REQUIRED TASK:
Return every line below in which "Dioxide" appears.

INPUT FOR THIS TASK:
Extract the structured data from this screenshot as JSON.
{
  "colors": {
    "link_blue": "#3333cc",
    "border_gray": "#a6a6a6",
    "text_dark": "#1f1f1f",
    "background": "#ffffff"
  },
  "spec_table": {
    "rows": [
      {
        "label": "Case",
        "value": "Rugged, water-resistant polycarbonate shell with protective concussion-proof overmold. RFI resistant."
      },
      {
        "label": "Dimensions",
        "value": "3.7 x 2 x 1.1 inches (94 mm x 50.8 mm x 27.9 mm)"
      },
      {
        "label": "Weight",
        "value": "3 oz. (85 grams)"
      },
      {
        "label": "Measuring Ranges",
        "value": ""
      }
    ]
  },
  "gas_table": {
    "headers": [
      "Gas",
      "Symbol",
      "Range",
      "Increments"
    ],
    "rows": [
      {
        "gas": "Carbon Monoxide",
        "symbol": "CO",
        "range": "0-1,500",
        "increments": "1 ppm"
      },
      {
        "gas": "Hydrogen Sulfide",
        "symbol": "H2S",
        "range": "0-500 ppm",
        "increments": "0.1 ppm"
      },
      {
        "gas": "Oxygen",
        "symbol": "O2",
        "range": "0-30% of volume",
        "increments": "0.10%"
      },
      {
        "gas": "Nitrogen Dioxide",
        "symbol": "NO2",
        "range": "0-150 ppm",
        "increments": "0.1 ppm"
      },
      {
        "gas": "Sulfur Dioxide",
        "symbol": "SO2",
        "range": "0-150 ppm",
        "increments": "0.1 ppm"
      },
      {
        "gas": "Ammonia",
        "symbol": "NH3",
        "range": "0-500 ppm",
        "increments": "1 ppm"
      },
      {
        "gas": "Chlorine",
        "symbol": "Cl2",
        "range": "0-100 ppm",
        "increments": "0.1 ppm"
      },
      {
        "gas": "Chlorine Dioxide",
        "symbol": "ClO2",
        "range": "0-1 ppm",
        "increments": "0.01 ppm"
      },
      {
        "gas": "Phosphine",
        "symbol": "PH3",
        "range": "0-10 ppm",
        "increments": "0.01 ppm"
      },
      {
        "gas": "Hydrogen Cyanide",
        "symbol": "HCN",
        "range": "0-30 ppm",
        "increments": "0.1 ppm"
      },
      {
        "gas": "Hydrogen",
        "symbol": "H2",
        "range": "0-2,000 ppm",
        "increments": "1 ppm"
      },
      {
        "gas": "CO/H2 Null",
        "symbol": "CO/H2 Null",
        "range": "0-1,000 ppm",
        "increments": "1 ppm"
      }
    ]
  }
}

RESPONSE TO THIS EXERCISE:
        "gas": "Nitrogen Dioxide",
        "gas": "Sulfur Dioxide",
        "gas": "Chlorine Dioxide",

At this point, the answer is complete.